(TASK DESCRIPTION) Check every line of the material below for "content". Give the number of lines that have it, and only that.

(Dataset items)
---
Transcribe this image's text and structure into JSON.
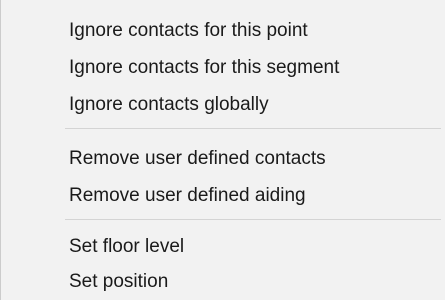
{
  "context_menu": {
    "groups": [
      {
        "items": [
          {
            "label": "Ignore contacts for this point"
          },
          {
            "label": "Ignore contacts for this segment"
          },
          {
            "label": "Ignore contacts globally"
          }
        ]
      },
      {
        "items": [
          {
            "label": "Remove user defined contacts"
          },
          {
            "label": "Remove user defined aiding"
          }
        ]
      },
      {
        "items": [
          {
            "label": "Set floor level"
          },
          {
            "label": "Set position"
          }
        ]
      }
    ]
  }
}
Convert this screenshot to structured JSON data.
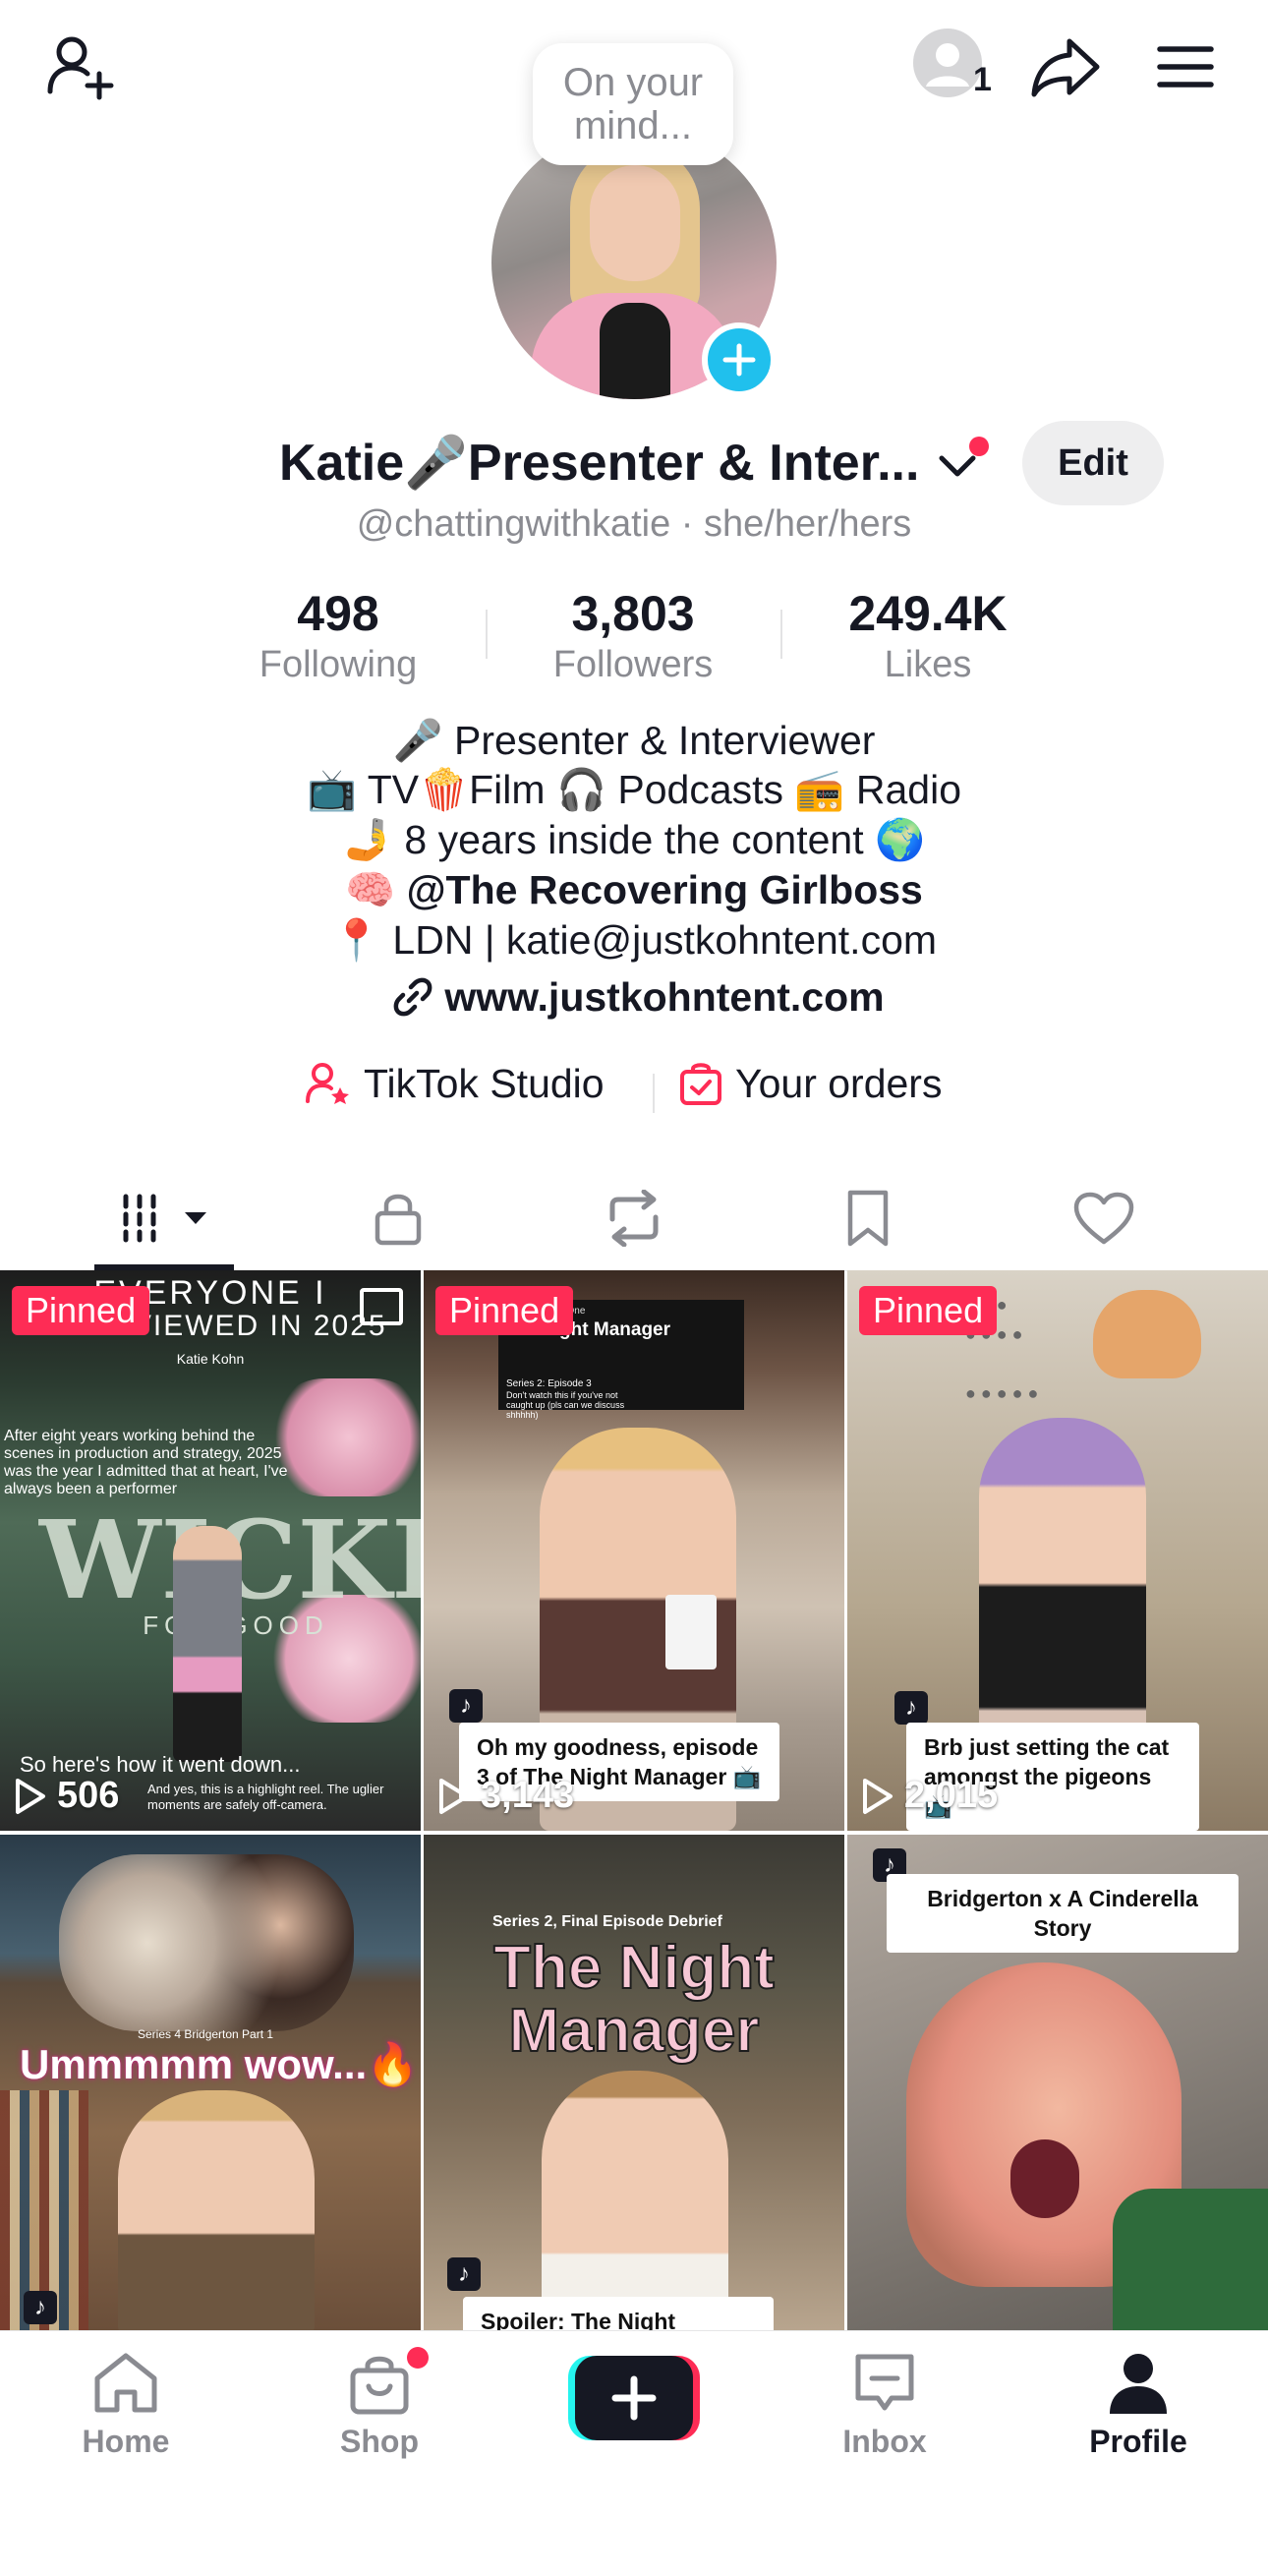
{
  "header": {
    "add_friend_icon": "person-plus-icon",
    "notif_count": "1",
    "share_icon": "share-arrow-icon",
    "menu_icon": "hamburger-icon"
  },
  "profile": {
    "mind_bubble_line1": "On your",
    "mind_bubble_line2": "mind...",
    "name": "Katie🎤Presenter & Inter...",
    "edit_label": "Edit",
    "handle": "@chattingwithkatie · she/her/hers"
  },
  "stats": [
    {
      "value": "498",
      "label": "Following"
    },
    {
      "value": "3,803",
      "label": "Followers"
    },
    {
      "value": "249.4K",
      "label": "Likes"
    }
  ],
  "bio": {
    "line1": "🎤 Presenter & Interviewer",
    "line2": "📺 TV🍿Film 🎧 Podcasts 📻 Radio",
    "line3": "🤳 8 years inside the content 🌍",
    "line4": "🧠 @The Recovering Girlboss",
    "line5": "📍 LDN | katie@justkohntent.com",
    "link": "www.justkohntent.com"
  },
  "tools": {
    "studio": "TikTok Studio",
    "orders": "Your orders"
  },
  "videos": [
    {
      "pinned": "Pinned",
      "views": "506",
      "title1": "EVERYONE I",
      "title2": "INTERVIEWED IN 2025",
      "sub": "Katie Kohn",
      "big": "WICKED",
      "small": "FOR GOOD",
      "body": "After eight years working behind the scenes in production and strategy, 2025 was the year I admitted that at heart, I've always been a performer",
      "footer1": "So here's how it went down...",
      "footer2": "And yes, this is a highlight reel. The uglier moments are safely off-camera."
    },
    {
      "pinned": "Pinned",
      "views": "3,143",
      "tag": "Drama | BBC One",
      "title": "The Night Manager",
      "sub": "Series 2: Episode 3",
      "note": "Don't watch this if you've not caught up (pls can we discuss shhhhh)",
      "caption": "Oh my goodness, episode 3 of The Night Manager 📺"
    },
    {
      "pinned": "Pinned",
      "views": "2,015",
      "caption": "Brb just setting the cat amongst the pigeons 📺"
    },
    {
      "top": "Series 4 Bridgerton Part 1",
      "headline": "Ummmmm wow...🔥"
    },
    {
      "top": "Series 2, Final Episode Debrief",
      "headline": "The Night Manager",
      "caption": "Spoiler: The Night Manager"
    },
    {
      "caption": "Bridgerton x A Cinderella Story"
    }
  ],
  "nav": {
    "home": "Home",
    "shop": "Shop",
    "inbox": "Inbox",
    "profile": "Profile"
  },
  "colors": {
    "accent": "#fe2c55",
    "badge_blue": "#20c0ed",
    "muted": "#8a8b91"
  }
}
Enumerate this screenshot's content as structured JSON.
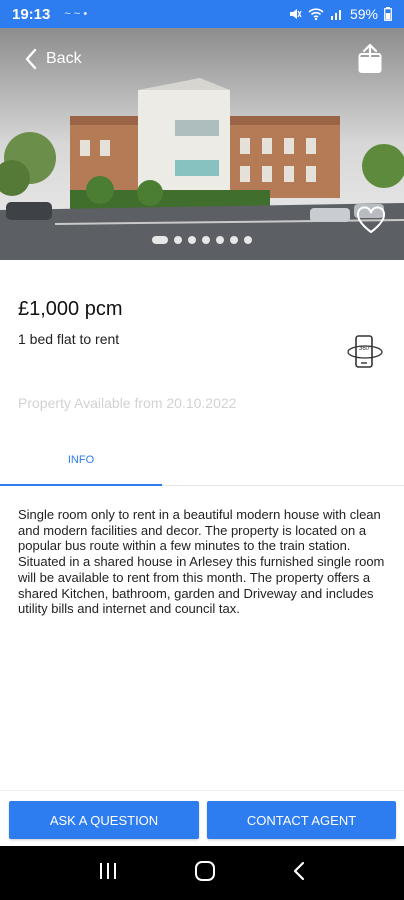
{
  "status_bar": {
    "time": "19:13",
    "notif_icons": "~ ~ •",
    "battery": "59%"
  },
  "hero": {
    "back_label": "Back",
    "icons": [
      "chevron-left-icon",
      "share-icon",
      "heart-icon"
    ],
    "image_description_icon": "property-photo",
    "carousel_dots": 7
  },
  "listing": {
    "price": "£1,000 pcm",
    "property_type": "1 bed flat to rent",
    "vr_icon": "360-vr-phone-icon",
    "available": "Property Available from 20.10.2022"
  },
  "tabs": {
    "info": "INFO"
  },
  "description": "Single room only to rent in a beautiful modern house with clean and modern facilities and decor. The property is located on a popular bus route within a few minutes to the train station. Situated in a shared house in Arlesey this furnished single room will be available to rent from this month. The property offers a shared Kitchen, bathroom, garden and Driveway and includes utility bills and internet and council tax.",
  "actions": {
    "ask": "ASK A QUESTION",
    "contact": "CONTACT AGENT"
  },
  "nav": {
    "icons": [
      "recent-apps-icon",
      "home-icon",
      "back-icon"
    ]
  },
  "colors": {
    "accent": "#2d7cf0",
    "muted_text": "#d2d2d2"
  }
}
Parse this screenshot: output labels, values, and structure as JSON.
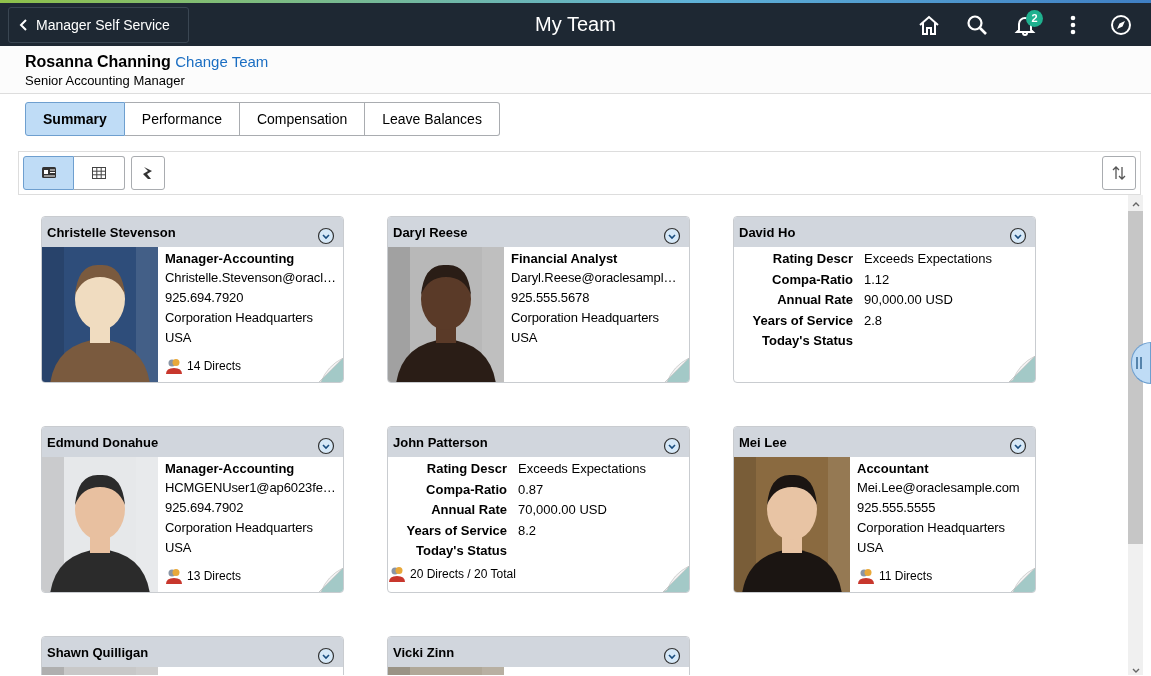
---
(CORRECT RESULT) 2